(Recorded data)
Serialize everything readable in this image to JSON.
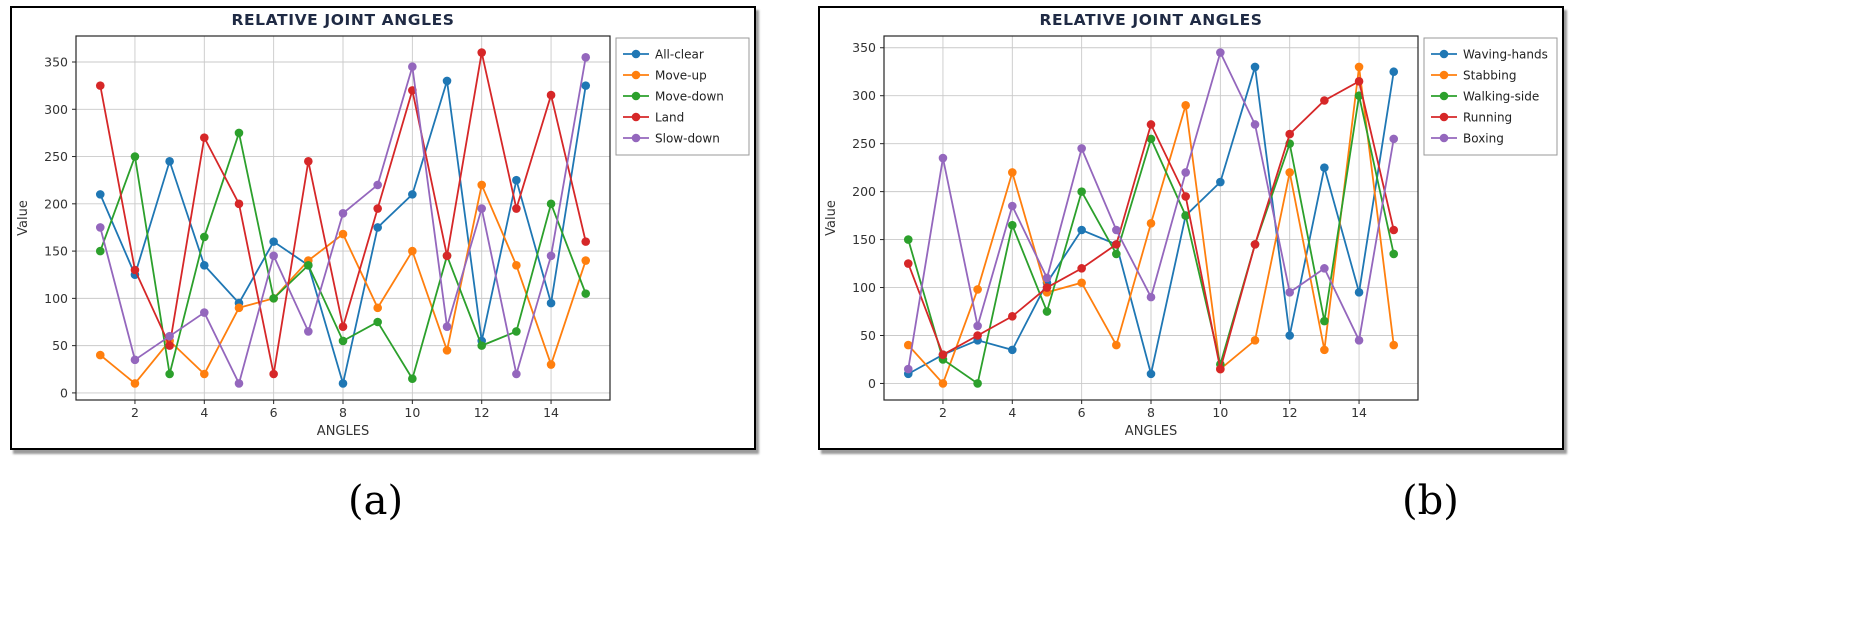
{
  "figure": {
    "captions": {
      "a": "(a)",
      "b": "(b)"
    }
  },
  "colors": {
    "blue": "#1f77b4",
    "orange": "#ff7f0e",
    "green": "#2ca02c",
    "red": "#d62728",
    "purple": "#9467bd",
    "grid": "#c9c9c9",
    "spine": "#262626",
    "title": "#1f2a44",
    "tick_text": "#333333",
    "legend_border": "#999999"
  },
  "chart_data": [
    {
      "type": "line",
      "title": "RELATIVE JOINT ANGLES",
      "xlabel": "ANGLES",
      "ylabel": "Value",
      "grid": true,
      "legend_position": "outside-top-right",
      "x": [
        1,
        2,
        3,
        4,
        5,
        6,
        7,
        8,
        9,
        10,
        11,
        12,
        13,
        14,
        15
      ],
      "xticks": [
        2,
        4,
        6,
        8,
        10,
        12,
        14
      ],
      "yticks": [
        0,
        50,
        100,
        150,
        200,
        250,
        300,
        350
      ],
      "series": [
        {
          "name": "All-clear",
          "color": "#1f77b4",
          "values": [
            210,
            125,
            245,
            135,
            95,
            160,
            135,
            10,
            175,
            210,
            330,
            55,
            225,
            95,
            325
          ]
        },
        {
          "name": "Move-up",
          "color": "#ff7f0e",
          "values": [
            40,
            10,
            55,
            20,
            90,
            100,
            140,
            168,
            90,
            150,
            45,
            220,
            135,
            30,
            140
          ]
        },
        {
          "name": "Move-down",
          "color": "#2ca02c",
          "values": [
            150,
            250,
            20,
            165,
            275,
            100,
            135,
            55,
            75,
            15,
            145,
            50,
            65,
            200,
            105
          ]
        },
        {
          "name": "Land",
          "color": "#d62728",
          "values": [
            325,
            130,
            50,
            270,
            200,
            20,
            245,
            70,
            195,
            320,
            145,
            360,
            195,
            315,
            160
          ]
        },
        {
          "name": "Slow-down",
          "color": "#9467bd",
          "values": [
            175,
            35,
            60,
            85,
            10,
            145,
            65,
            190,
            220,
            345,
            70,
            195,
            20,
            145,
            355
          ]
        }
      ]
    },
    {
      "type": "line",
      "title": "RELATIVE JOINT ANGLES",
      "xlabel": "ANGLES",
      "ylabel": "Value",
      "grid": true,
      "legend_position": "outside-top-right",
      "x": [
        1,
        2,
        3,
        4,
        5,
        6,
        7,
        8,
        9,
        10,
        11,
        12,
        13,
        14,
        15
      ],
      "xticks": [
        2,
        4,
        6,
        8,
        10,
        12,
        14
      ],
      "yticks": [
        0,
        50,
        100,
        150,
        200,
        250,
        300,
        350
      ],
      "series": [
        {
          "name": "Waving-hands",
          "color": "#1f77b4",
          "values": [
            10,
            30,
            45,
            35,
            105,
            160,
            145,
            10,
            175,
            210,
            330,
            50,
            225,
            95,
            325
          ]
        },
        {
          "name": "Stabbing",
          "color": "#ff7f0e",
          "values": [
            40,
            0,
            98,
            220,
            95,
            105,
            40,
            167,
            290,
            15,
            45,
            220,
            35,
            330,
            40
          ]
        },
        {
          "name": "Walking-side",
          "color": "#2ca02c",
          "values": [
            150,
            25,
            0,
            165,
            75,
            200,
            135,
            255,
            175,
            20,
            145,
            250,
            65,
            300,
            135
          ]
        },
        {
          "name": "Running",
          "color": "#d62728",
          "values": [
            125,
            30,
            50,
            70,
            100,
            120,
            145,
            270,
            195,
            15,
            145,
            260,
            295,
            315,
            160
          ]
        },
        {
          "name": "Boxing",
          "color": "#9467bd",
          "values": [
            15,
            235,
            60,
            185,
            110,
            245,
            160,
            90,
            220,
            345,
            270,
            95,
            120,
            45,
            255
          ]
        }
      ]
    }
  ]
}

◆ WHAT NEEDS TO BE DONE
Write out the records above exactly as they stand, leaving out every picture.

◆ ANSWER FOR THIS EXERCISE
Serialize everything readable in this image to JSON.
{
  "figure": {
    "captions": {
      "a": "(a)",
      "b": "(b)"
    }
  },
  "colors": {
    "blue": "#1f77b4",
    "orange": "#ff7f0e",
    "green": "#2ca02c",
    "red": "#d62728",
    "purple": "#9467bd",
    "grid": "#c9c9c9",
    "spine": "#262626",
    "title": "#1f2a44",
    "tick_text": "#333333",
    "legend_border": "#999999"
  },
  "chart_data": [
    {
      "type": "line",
      "title": "RELATIVE JOINT ANGLES",
      "xlabel": "ANGLES",
      "ylabel": "Value",
      "grid": true,
      "legend_position": "outside-top-right",
      "x": [
        1,
        2,
        3,
        4,
        5,
        6,
        7,
        8,
        9,
        10,
        11,
        12,
        13,
        14,
        15
      ],
      "xticks": [
        2,
        4,
        6,
        8,
        10,
        12,
        14
      ],
      "yticks": [
        0,
        50,
        100,
        150,
        200,
        250,
        300,
        350
      ],
      "series": [
        {
          "name": "All-clear",
          "color": "#1f77b4",
          "values": [
            210,
            125,
            245,
            135,
            95,
            160,
            135,
            10,
            175,
            210,
            330,
            55,
            225,
            95,
            325
          ]
        },
        {
          "name": "Move-up",
          "color": "#ff7f0e",
          "values": [
            40,
            10,
            55,
            20,
            90,
            100,
            140,
            168,
            90,
            150,
            45,
            220,
            135,
            30,
            140
          ]
        },
        {
          "name": "Move-down",
          "color": "#2ca02c",
          "values": [
            150,
            250,
            20,
            165,
            275,
            100,
            135,
            55,
            75,
            15,
            145,
            50,
            65,
            200,
            105
          ]
        },
        {
          "name": "Land",
          "color": "#d62728",
          "values": [
            325,
            130,
            50,
            270,
            200,
            20,
            245,
            70,
            195,
            320,
            145,
            360,
            195,
            315,
            160
          ]
        },
        {
          "name": "Slow-down",
          "color": "#9467bd",
          "values": [
            175,
            35,
            60,
            85,
            10,
            145,
            65,
            190,
            220,
            345,
            70,
            195,
            20,
            145,
            355
          ]
        }
      ]
    },
    {
      "type": "line",
      "title": "RELATIVE JOINT ANGLES",
      "xlabel": "ANGLES",
      "ylabel": "Value",
      "grid": true,
      "legend_position": "outside-top-right",
      "x": [
        1,
        2,
        3,
        4,
        5,
        6,
        7,
        8,
        9,
        10,
        11,
        12,
        13,
        14,
        15
      ],
      "xticks": [
        2,
        4,
        6,
        8,
        10,
        12,
        14
      ],
      "yticks": [
        0,
        50,
        100,
        150,
        200,
        250,
        300,
        350
      ],
      "series": [
        {
          "name": "Waving-hands",
          "color": "#1f77b4",
          "values": [
            10,
            30,
            45,
            35,
            105,
            160,
            145,
            10,
            175,
            210,
            330,
            50,
            225,
            95,
            325
          ]
        },
        {
          "name": "Stabbing",
          "color": "#ff7f0e",
          "values": [
            40,
            0,
            98,
            220,
            95,
            105,
            40,
            167,
            290,
            15,
            45,
            220,
            35,
            330,
            40
          ]
        },
        {
          "name": "Walking-side",
          "color": "#2ca02c",
          "values": [
            150,
            25,
            0,
            165,
            75,
            200,
            135,
            255,
            175,
            20,
            145,
            250,
            65,
            300,
            135
          ]
        },
        {
          "name": "Running",
          "color": "#d62728",
          "values": [
            125,
            30,
            50,
            70,
            100,
            120,
            145,
            270,
            195,
            15,
            145,
            260,
            295,
            315,
            160
          ]
        },
        {
          "name": "Boxing",
          "color": "#9467bd",
          "values": [
            15,
            235,
            60,
            185,
            110,
            245,
            160,
            90,
            220,
            345,
            270,
            95,
            120,
            45,
            255
          ]
        }
      ]
    }
  ]
}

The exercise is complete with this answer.